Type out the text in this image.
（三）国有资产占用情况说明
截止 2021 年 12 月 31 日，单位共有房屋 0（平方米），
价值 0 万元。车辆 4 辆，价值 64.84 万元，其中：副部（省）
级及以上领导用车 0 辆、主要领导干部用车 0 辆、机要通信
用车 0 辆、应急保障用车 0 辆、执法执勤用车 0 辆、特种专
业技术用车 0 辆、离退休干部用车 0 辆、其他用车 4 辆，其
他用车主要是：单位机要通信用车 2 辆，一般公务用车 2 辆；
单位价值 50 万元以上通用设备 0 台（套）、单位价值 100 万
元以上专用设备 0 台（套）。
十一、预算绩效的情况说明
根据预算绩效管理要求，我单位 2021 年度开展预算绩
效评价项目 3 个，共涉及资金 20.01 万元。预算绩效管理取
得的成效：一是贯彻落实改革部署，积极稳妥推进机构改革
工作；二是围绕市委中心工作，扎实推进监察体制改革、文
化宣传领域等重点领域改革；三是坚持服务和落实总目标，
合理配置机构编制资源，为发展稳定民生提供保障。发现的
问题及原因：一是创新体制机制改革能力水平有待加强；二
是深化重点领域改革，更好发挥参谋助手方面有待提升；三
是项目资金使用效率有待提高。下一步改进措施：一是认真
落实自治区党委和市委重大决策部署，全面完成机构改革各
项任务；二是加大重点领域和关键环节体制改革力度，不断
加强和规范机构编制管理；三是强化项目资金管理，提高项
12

Work to complete: Quote each line of the listing above exactly.

Reply to the task:
Type out the text in this image.
（三）国有资产占用情况说明
截止 2021 年 12 月 31 日，单位共有房屋 0（平方米），
价值 0 万元。车辆 4 辆，价值 64.84 万元，其中：副部（省）
级及以上领导用车 0 辆、主要领导干部用车 0 辆、机要通信
用车 0 辆、应急保障用车 0 辆、执法执勤用车 0 辆、特种专
业技术用车 0 辆、离退休干部用车 0 辆、其他用车 4 辆，其
他用车主要是：单位机要通信用车 2 辆，一般公务用车 2 辆；
单位价值 50 万元以上通用设备 0 台（套）、单位价值 100 万
元以上专用设备 0 台（套）。
十一、预算绩效的情况说明
根据预算绩效管理要求，我单位 2021 年度开展预算绩
效评价项目 3 个，共涉及资金 20.01 万元。预算绩效管理取
得的成效：一是贯彻落实改革部署，积极稳妥推进机构改革
工作；二是围绕市委中心工作，扎实推进监察体制改革、文
化宣传领域等重点领域改革；三是坚持服务和落实总目标，
合理配置机构编制资源，为发展稳定民生提供保障。发现的
问题及原因：一是创新体制机制改革能力水平有待加强；二
是深化重点领域改革，更好发挥参谋助手方面有待提升；三
是项目资金使用效率有待提高。下一步改进措施：一是认真
落实自治区党委和市委重大决策部署，全面完成机构改革各
项任务；二是加大重点领域和关键环节体制改革力度，不断
加强和规范机构编制管理；三是强化项目资金管理，提高项
12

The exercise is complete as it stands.